— START OF PROVIDED RECORDS —

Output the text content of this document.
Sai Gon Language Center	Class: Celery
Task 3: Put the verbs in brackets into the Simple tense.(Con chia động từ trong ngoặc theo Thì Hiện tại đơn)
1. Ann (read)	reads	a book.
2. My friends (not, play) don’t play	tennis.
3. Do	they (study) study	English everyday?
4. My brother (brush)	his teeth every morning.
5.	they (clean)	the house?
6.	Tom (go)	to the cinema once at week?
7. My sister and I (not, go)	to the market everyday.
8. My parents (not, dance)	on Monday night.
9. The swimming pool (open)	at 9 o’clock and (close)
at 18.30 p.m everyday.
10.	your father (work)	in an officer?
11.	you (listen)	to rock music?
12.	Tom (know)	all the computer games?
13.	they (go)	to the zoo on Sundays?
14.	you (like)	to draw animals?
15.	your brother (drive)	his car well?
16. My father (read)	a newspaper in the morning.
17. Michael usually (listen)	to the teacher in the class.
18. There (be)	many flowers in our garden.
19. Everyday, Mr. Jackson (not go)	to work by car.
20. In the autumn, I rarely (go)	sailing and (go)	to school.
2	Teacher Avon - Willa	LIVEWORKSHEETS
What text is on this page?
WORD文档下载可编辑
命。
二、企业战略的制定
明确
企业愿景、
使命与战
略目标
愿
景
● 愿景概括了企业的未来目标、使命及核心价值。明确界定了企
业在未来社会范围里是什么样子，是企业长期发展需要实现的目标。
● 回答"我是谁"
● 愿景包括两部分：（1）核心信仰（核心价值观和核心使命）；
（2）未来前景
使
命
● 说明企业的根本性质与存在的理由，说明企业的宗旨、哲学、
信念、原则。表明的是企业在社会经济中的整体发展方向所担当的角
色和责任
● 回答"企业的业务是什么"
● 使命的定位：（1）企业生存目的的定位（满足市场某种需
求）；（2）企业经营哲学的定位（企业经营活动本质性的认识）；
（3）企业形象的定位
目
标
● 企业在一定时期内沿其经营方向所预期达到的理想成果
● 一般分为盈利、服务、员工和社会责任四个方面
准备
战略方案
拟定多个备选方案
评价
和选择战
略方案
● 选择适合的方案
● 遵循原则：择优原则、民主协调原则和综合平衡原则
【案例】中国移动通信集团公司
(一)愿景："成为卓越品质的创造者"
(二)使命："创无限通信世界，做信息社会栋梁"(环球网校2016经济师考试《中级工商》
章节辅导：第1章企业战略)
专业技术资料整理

— END OF PROVIDED RECORDS —

## INSTRUCTIONS FOR THE TASK
Give the complete listing a second time, exactly as it reads.

## RESULT BELOW
Output the text content of this document.
Sai Gon Language Center	Class: Celery
Task 3: Put the verbs in brackets into the Simple tense.(Con chia động từ trong ngoặc theo Thì Hiện tại đơn)
1. Ann (read)	reads	a book.
2. My friends (not, play) don’t play	tennis.
3. Do	they (study) study	English everyday?
4. My brother (brush)	his teeth every morning.
5.	they (clean)	the house?
6.	Tom (go)	to the cinema once at week?
7. My sister and I (not, go)	to the market everyday.
8. My parents (not, dance)	on Monday night.
9. The swimming pool (open)	at 9 o’clock and (close)
at 18.30 p.m everyday.
10.	your father (work)	in an officer?
11.	you (listen)	to rock music?
12.	Tom (know)	all the computer games?
13.	they (go)	to the zoo on Sundays?
14.	you (like)	to draw animals?
15.	your brother (drive)	his car well?
16. My father (read)	a newspaper in the morning.
17. Michael usually (listen)	to the teacher in the class.
18. There (be)	many flowers in our garden.
19. Everyday, Mr. Jackson (not go)	to work by car.
20. In the autumn, I rarely (go)	sailing and (go)	to school.
2	Teacher Avon - Willa	LIVEWORKSHEETS
What text is on this page?
WORD文档下载可编辑
命。
二、企业战略的制定
明确
企业愿景、
使命与战
略目标
愿
景
● 愿景概括了企业的未来目标、使命及核心价值。明确界定了企
业在未来社会范围里是什么样子，是企业长期发展需要实现的目标。
● 回答"我是谁"
● 愿景包括两部分：（1）核心信仰（核心价值观和核心使命）；
（2）未来前景
使
命
● 说明企业的根本性质与存在的理由，说明企业的宗旨、哲学、
信念、原则。表明的是企业在社会经济中的整体发展方向所担当的角
色和责任
● 回答"企业的业务是什么"
● 使命的定位：（1）企业生存目的的定位（满足市场某种需
求）；（2）企业经营哲学的定位（企业经营活动本质性的认识）；
（3）企业形象的定位
目
标
● 企业在一定时期内沿其经营方向所预期达到的理想成果
● 一般分为盈利、服务、员工和社会责任四个方面
准备
战略方案
拟定多个备选方案
评价
和选择战
略方案
● 选择适合的方案
● 遵循原则：择优原则、民主协调原则和综合平衡原则
【案例】中国移动通信集团公司
(一)愿景："成为卓越品质的创造者"
(二)使命："创无限通信世界，做信息社会栋梁"(环球网校2016经济师考试《中级工商》
章节辅导：第1章企业战略)
专业技术资料整理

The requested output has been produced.